_Exercise requirements_: Write out the whole listing word for word.

[Collected data entries]
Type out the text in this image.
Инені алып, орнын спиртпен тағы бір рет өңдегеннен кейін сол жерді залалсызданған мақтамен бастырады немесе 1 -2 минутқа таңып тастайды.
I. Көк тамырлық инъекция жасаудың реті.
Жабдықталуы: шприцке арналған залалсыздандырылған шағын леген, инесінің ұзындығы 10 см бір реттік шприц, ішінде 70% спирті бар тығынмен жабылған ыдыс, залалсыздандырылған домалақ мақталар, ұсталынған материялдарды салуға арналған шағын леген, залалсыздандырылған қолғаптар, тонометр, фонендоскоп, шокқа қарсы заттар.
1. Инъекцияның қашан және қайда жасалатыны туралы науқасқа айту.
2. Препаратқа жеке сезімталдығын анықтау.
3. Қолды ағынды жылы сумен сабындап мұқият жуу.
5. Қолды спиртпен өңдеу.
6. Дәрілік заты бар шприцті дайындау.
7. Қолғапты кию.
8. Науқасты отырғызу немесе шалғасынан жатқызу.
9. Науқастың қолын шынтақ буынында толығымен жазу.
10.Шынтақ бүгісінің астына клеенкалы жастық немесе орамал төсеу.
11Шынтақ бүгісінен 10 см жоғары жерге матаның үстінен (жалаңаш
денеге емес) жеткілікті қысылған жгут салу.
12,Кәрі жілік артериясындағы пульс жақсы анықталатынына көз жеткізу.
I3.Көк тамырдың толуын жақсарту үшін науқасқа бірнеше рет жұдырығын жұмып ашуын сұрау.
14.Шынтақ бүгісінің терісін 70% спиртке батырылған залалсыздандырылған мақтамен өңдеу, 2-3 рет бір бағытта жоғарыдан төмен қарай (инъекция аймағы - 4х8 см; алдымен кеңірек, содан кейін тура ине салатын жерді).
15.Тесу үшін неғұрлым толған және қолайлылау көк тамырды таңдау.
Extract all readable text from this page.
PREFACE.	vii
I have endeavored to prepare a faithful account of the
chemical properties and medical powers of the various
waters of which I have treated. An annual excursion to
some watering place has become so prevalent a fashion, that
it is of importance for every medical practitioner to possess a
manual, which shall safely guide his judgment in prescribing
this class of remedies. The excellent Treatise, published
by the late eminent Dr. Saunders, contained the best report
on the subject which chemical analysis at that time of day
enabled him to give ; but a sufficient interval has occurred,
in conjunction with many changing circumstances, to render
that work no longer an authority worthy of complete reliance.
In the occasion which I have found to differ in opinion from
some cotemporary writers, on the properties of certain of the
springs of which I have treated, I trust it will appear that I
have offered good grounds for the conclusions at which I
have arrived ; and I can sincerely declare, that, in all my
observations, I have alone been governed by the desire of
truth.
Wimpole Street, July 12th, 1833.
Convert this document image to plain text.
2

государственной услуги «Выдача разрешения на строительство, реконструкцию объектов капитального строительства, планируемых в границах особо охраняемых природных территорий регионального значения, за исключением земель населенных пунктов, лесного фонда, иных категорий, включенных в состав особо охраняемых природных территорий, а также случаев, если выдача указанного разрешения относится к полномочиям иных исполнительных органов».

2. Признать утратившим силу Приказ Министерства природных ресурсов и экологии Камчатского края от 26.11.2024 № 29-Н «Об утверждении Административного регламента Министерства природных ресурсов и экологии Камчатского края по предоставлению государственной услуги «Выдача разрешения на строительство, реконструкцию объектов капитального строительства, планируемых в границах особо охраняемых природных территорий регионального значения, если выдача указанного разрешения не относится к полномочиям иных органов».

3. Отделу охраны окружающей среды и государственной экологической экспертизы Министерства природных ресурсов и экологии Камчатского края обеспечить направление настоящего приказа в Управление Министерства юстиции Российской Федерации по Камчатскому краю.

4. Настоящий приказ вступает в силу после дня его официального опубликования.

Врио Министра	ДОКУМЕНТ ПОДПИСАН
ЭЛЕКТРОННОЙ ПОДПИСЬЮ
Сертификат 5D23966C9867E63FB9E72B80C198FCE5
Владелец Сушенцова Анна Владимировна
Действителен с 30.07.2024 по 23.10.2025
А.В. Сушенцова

_Task output_:
Type out the text in this image.
Инені алып, орнын спиртпен тағы бір рет өңдегеннен кейін сол жерді залалсызданған мақтамен бастырады немесе 1 -2 минутқа таңып тастайды.
I. Көк тамырлық инъекция жасаудың реті.
Жабдықталуы: шприцке арналған залалсыздандырылған шағын леген, инесінің ұзындығы 10 см бір реттік шприц, ішінде 70% спирті бар тығынмен жабылған ыдыс, залалсыздандырылған домалақ мақталар, ұсталынған материялдарды салуға арналған шағын леген, залалсыздандырылған қолғаптар, тонометр, фонендоскоп, шокқа қарсы заттар.
1. Инъекцияның қашан және қайда жасалатыны туралы науқасқа айту.
2. Препаратқа жеке сезімталдығын анықтау.
3. Қолды ағынды жылы сумен сабындап мұқият жуу.
5. Қолды спиртпен өңдеу.
6. Дәрілік заты бар шприцті дайындау.
7. Қолғапты кию.
8. Науқасты отырғызу немесе шалғасынан жатқызу.
9. Науқастың қолын шынтақ буынында толығымен жазу.
10.Шынтақ бүгісінің астына клеенкалы жастық немесе орамал төсеу.
11Шынтақ бүгісінен 10 см жоғары жерге матаның үстінен (жалаңаш
денеге емес) жеткілікті қысылған жгут салу.
12,Кәрі жілік артериясындағы пульс жақсы анықталатынына көз жеткізу.
I3.Көк тамырдың толуын жақсарту үшін науқасқа бірнеше рет жұдырығын жұмып ашуын сұрау.
14.Шынтақ бүгісінің терісін 70% спиртке батырылған залалсыздандырылған мақтамен өңдеу, 2-3 рет бір бағытта жоғарыдан төмен қарай (инъекция аймағы - 4х8 см; алдымен кеңірек, содан кейін тура ине салатын жерді).
15.Тесу үшін неғұрлым толған және қолайлылау көк тамырды таңдау.
Extract all readable text from this page.
PREFACE.	vii
I have endeavored to prepare a faithful account of the
chemical properties and medical powers of the various
waters of which I have treated. An annual excursion to
some watering place has become so prevalent a fashion, that
it is of importance for every medical practitioner to possess a
manual, which shall safely guide his judgment in prescribing
this class of remedies. The excellent Treatise, published
by the late eminent Dr. Saunders, contained the best report
on the subject which chemical analysis at that time of day
enabled him to give ; but a sufficient interval has occurred,
in conjunction with many changing circumstances, to render
that work no longer an authority worthy of complete reliance.
In the occasion which I have found to differ in opinion from
some cotemporary writers, on the properties of certain of the
springs of which I have treated, I trust it will appear that I
have offered good grounds for the conclusions at which I
have arrived ; and I can sincerely declare, that, in all my
observations, I have alone been governed by the desire of
truth.
Wimpole Street, July 12th, 1833.
Convert this document image to plain text.
2

государственной услуги «Выдача разрешения на строительство, реконструкцию объектов капитального строительства, планируемых в границах особо охраняемых природных территорий регионального значения, за исключением земель населенных пунктов, лесного фонда, иных категорий, включенных в состав особо охраняемых природных территорий, а также случаев, если выдача указанного разрешения относится к полномочиям иных исполнительных органов».

2. Признать утратившим силу Приказ Министерства природных ресурсов и экологии Камчатского края от 26.11.2024 № 29-Н «Об утверждении Административного регламента Министерства природных ресурсов и экологии Камчатского края по предоставлению государственной услуги «Выдача разрешения на строительство, реконструкцию объектов капитального строительства, планируемых в границах особо охраняемых природных территорий регионального значения, если выдача указанного разрешения не относится к полномочиям иных органов».

3. Отделу охраны окружающей среды и государственной экологической экспертизы Министерства природных ресурсов и экологии Камчатского края обеспечить направление настоящего приказа в Управление Министерства юстиции Российской Федерации по Камчатскому краю.

4. Настоящий приказ вступает в силу после дня его официального опубликования.

Врио Министра	ДОКУМЕНТ ПОДПИСАН
ЭЛЕКТРОННОЙ ПОДПИСЬЮ
Сертификат 5D23966C9867E63FB9E72B80C198FCE5
Владелец Сушенцова Анна Владимировна
Действителен с 30.07.2024 по 23.10.2025
А.В. Сушенцова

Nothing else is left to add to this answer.